◆ **What to produce**: Make an exact copy of each entry, leaving out every picture.

◆ **Given records**:

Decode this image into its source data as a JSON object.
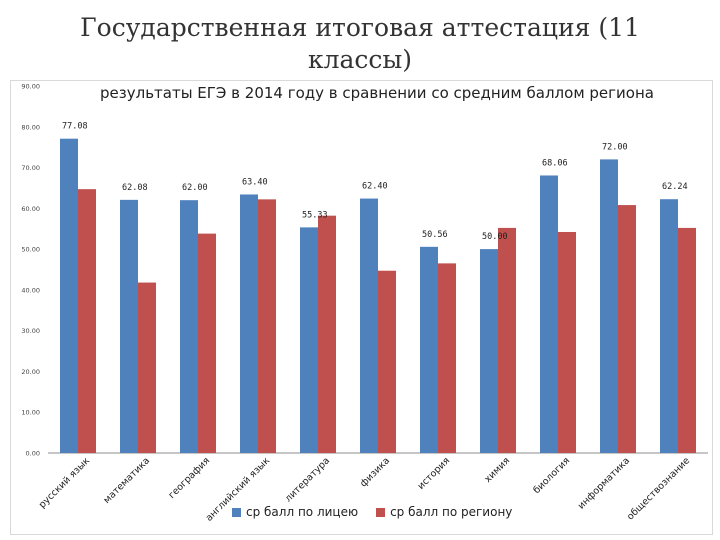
{
  "slide": {
    "title_line1": "Государственная итоговая аттестация (11",
    "title_line2": "классы)"
  },
  "chart_data": {
    "type": "bar",
    "title": "результаты ЕГЭ в 2014 году в сравнении со средним баллом региона",
    "categories": [
      "русский язык",
      "математика",
      "география",
      "английский язык",
      "литература",
      "физика",
      "история",
      "химия",
      "биология",
      "информатика",
      "обществознание"
    ],
    "series": [
      {
        "name": "ср балл по лицею",
        "color": "#4f81bd",
        "values": [
          77.08,
          62.08,
          62.0,
          63.4,
          55.33,
          62.4,
          50.56,
          50.0,
          68.06,
          72.0,
          62.24
        ]
      },
      {
        "name": "ср балл по региону",
        "color": "#c0504d",
        "values": [
          64.7,
          41.8,
          53.8,
          62.2,
          58.2,
          44.7,
          46.5,
          55.2,
          54.2,
          60.8,
          55.2
        ]
      }
    ],
    "data_labels": [
      "77.08",
      "62.08",
      "62.00",
      "63.40",
      "55.33",
      "62.40",
      "50.56",
      "50.00",
      "68.06",
      "72.00",
      "62.24"
    ],
    "y_ticks": [
      "0.00",
      "10.00",
      "20.00",
      "30.00",
      "40.00",
      "50.00",
      "60.00",
      "70.00",
      "80.00",
      "90.00"
    ],
    "ylim": [
      0,
      90
    ],
    "legend_position": "bottom",
    "grid": false
  }
}
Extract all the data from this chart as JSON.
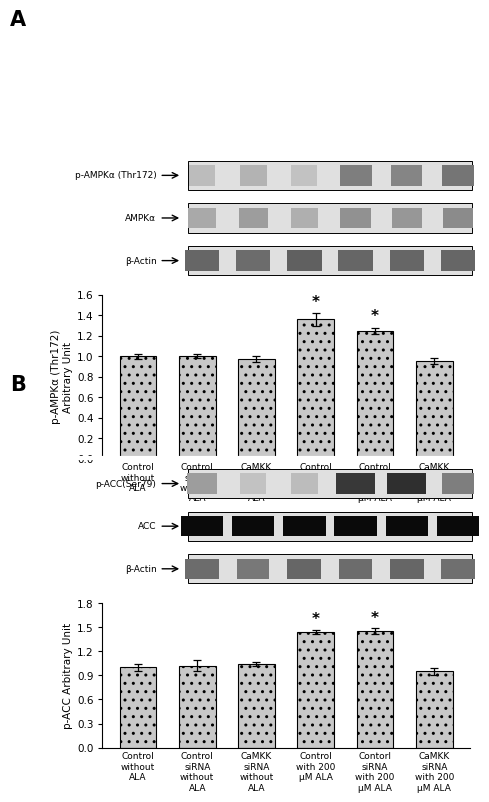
{
  "panel_A": {
    "blot_labels": [
      "p-AMPKα (Thr172)",
      "AMPKα",
      "β-Actin"
    ],
    "bar_values": [
      1.0,
      1.0,
      0.97,
      1.36,
      1.25,
      0.95
    ],
    "bar_errors": [
      0.025,
      0.02,
      0.03,
      0.06,
      0.03,
      0.03
    ],
    "ylabel": "p-AMPKα (Thr172)\nArbitrary Unit",
    "ylim": [
      0.0,
      1.6
    ],
    "yticks": [
      0.0,
      0.2,
      0.4,
      0.6,
      0.8,
      1.0,
      1.2,
      1.4,
      1.6
    ],
    "star_indices": [
      3,
      4
    ],
    "panel_label": "A",
    "blot_A_darkness": {
      "pAMPK": [
        0.22,
        0.25,
        0.2,
        0.42,
        0.4,
        0.45
      ],
      "AMPK": [
        0.28,
        0.32,
        0.26,
        0.36,
        0.34,
        0.38
      ],
      "Actin": [
        0.5,
        0.48,
        0.52,
        0.5,
        0.5,
        0.5
      ]
    }
  },
  "panel_B": {
    "blot_labels": [
      "p-ACC(Ser79)",
      "ACC",
      "β-Actin"
    ],
    "bar_values": [
      1.0,
      1.02,
      1.04,
      1.44,
      1.45,
      0.95
    ],
    "bar_errors": [
      0.04,
      0.07,
      0.025,
      0.03,
      0.035,
      0.04
    ],
    "ylabel": "p-ACC Arbitrary Unit",
    "ylim": [
      0.0,
      1.8
    ],
    "yticks": [
      0.0,
      0.3,
      0.6,
      0.9,
      1.2,
      1.5,
      1.8
    ],
    "star_indices": [
      3,
      4
    ],
    "panel_label": "B",
    "blot_B_darkness": {
      "pACC": [
        0.32,
        0.2,
        0.22,
        0.65,
        0.68,
        0.42
      ],
      "ACC": [
        0.8,
        0.8,
        0.8,
        0.8,
        0.8,
        0.8
      ],
      "Actin": [
        0.48,
        0.44,
        0.5,
        0.48,
        0.5,
        0.47
      ]
    }
  },
  "x_tick_labels_A": [
    "Control\nwithout\nALA",
    "Control\nsiRNA\nwithout\nALA",
    "CaMKK\nsiRNA\nwithout\nALA",
    "Control\nwith 200\nμM ALA",
    "Control\nsiRNA\nwith 200\nμM ALA",
    "CaMKK\nsiRNA\nwith 200\nμM ALA"
  ],
  "x_tick_labels_B": [
    "Control\nwithout\nALA",
    "Control\nsiRNA\nwithout\nALA",
    "CaMKK\nsiRNA\nwithout\nALA",
    "Control\nwith 200\nμM ALA",
    "Contorl\nsiRNA\nwith 200\nμM ALA",
    "CaMKK\nsiRNA\nwith 200\nμM ALA"
  ],
  "bar_color": "#c8c8c8",
  "bar_hatch": "..",
  "bar_edgecolor": "#000000",
  "figure_bg": "#ffffff"
}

◆ **Solution to the problem**:
Decode this image into its source data as a JSON object.
{
  "slide": {
    "title_line1": "Государственная итоговая аттестация (11",
    "title_line2": "классы)"
  },
  "chart_data": {
    "type": "bar",
    "title": "результаты ЕГЭ в 2014 году в сравнении со средним баллом региона",
    "categories": [
      "русский язык",
      "математика",
      "география",
      "английский язык",
      "литература",
      "физика",
      "история",
      "химия",
      "биология",
      "информатика",
      "обществознание"
    ],
    "series": [
      {
        "name": "ср балл по лицею",
        "color": "#4f81bd",
        "values": [
          77.08,
          62.08,
          62.0,
          63.4,
          55.33,
          62.4,
          50.56,
          50.0,
          68.06,
          72.0,
          62.24
        ]
      },
      {
        "name": "ср балл по региону",
        "color": "#c0504d",
        "values": [
          64.7,
          41.8,
          53.8,
          62.2,
          58.2,
          44.7,
          46.5,
          55.2,
          54.2,
          60.8,
          55.2
        ]
      }
    ],
    "data_labels": [
      "77.08",
      "62.08",
      "62.00",
      "63.40",
      "55.33",
      "62.40",
      "50.56",
      "50.00",
      "68.06",
      "72.00",
      "62.24"
    ],
    "y_ticks": [
      "0.00",
      "10.00",
      "20.00",
      "30.00",
      "40.00",
      "50.00",
      "60.00",
      "70.00",
      "80.00",
      "90.00"
    ],
    "ylim": [
      0,
      90
    ],
    "legend_position": "bottom",
    "grid": false
  }
}
Extract all the data from this chart as JSON.
{
  "panel_A": {
    "blot_labels": [
      "p-AMPKα (Thr172)",
      "AMPKα",
      "β-Actin"
    ],
    "bar_values": [
      1.0,
      1.0,
      0.97,
      1.36,
      1.25,
      0.95
    ],
    "bar_errors": [
      0.025,
      0.02,
      0.03,
      0.06,
      0.03,
      0.03
    ],
    "ylabel": "p-AMPKα (Thr172)\nArbitrary Unit",
    "ylim": [
      0.0,
      1.6
    ],
    "yticks": [
      0.0,
      0.2,
      0.4,
      0.6,
      0.8,
      1.0,
      1.2,
      1.4,
      1.6
    ],
    "star_indices": [
      3,
      4
    ],
    "panel_label": "A",
    "blot_A_darkness": {
      "pAMPK": [
        0.22,
        0.25,
        0.2,
        0.42,
        0.4,
        0.45
      ],
      "AMPK": [
        0.28,
        0.32,
        0.26,
        0.36,
        0.34,
        0.38
      ],
      "Actin": [
        0.5,
        0.48,
        0.52,
        0.5,
        0.5,
        0.5
      ]
    }
  },
  "panel_B": {
    "blot_labels": [
      "p-ACC(Ser79)",
      "ACC",
      "β-Actin"
    ],
    "bar_values": [
      1.0,
      1.02,
      1.04,
      1.44,
      1.45,
      0.95
    ],
    "bar_errors": [
      0.04,
      0.07,
      0.025,
      0.03,
      0.035,
      0.04
    ],
    "ylabel": "p-ACC Arbitrary Unit",
    "ylim": [
      0.0,
      1.8
    ],
    "yticks": [
      0.0,
      0.3,
      0.6,
      0.9,
      1.2,
      1.5,
      1.8
    ],
    "star_indices": [
      3,
      4
    ],
    "panel_label": "B",
    "blot_B_darkness": {
      "pACC": [
        0.32,
        0.2,
        0.22,
        0.65,
        0.68,
        0.42
      ],
      "ACC": [
        0.8,
        0.8,
        0.8,
        0.8,
        0.8,
        0.8
      ],
      "Actin": [
        0.48,
        0.44,
        0.5,
        0.48,
        0.5,
        0.47
      ]
    }
  },
  "x_tick_labels_A": [
    "Control\nwithout\nALA",
    "Control\nsiRNA\nwithout\nALA",
    "CaMKK\nsiRNA\nwithout\nALA",
    "Control\nwith 200\nμM ALA",
    "Control\nsiRNA\nwith 200\nμM ALA",
    "CaMKK\nsiRNA\nwith 200\nμM ALA"
  ],
  "x_tick_labels_B": [
    "Control\nwithout\nALA",
    "Control\nsiRNA\nwithout\nALA",
    "CaMKK\nsiRNA\nwithout\nALA",
    "Control\nwith 200\nμM ALA",
    "Contorl\nsiRNA\nwith 200\nμM ALA",
    "CaMKK\nsiRNA\nwith 200\nμM ALA"
  ],
  "bar_color": "#c8c8c8",
  "bar_hatch": "..",
  "bar_edgecolor": "#000000",
  "figure_bg": "#ffffff"
}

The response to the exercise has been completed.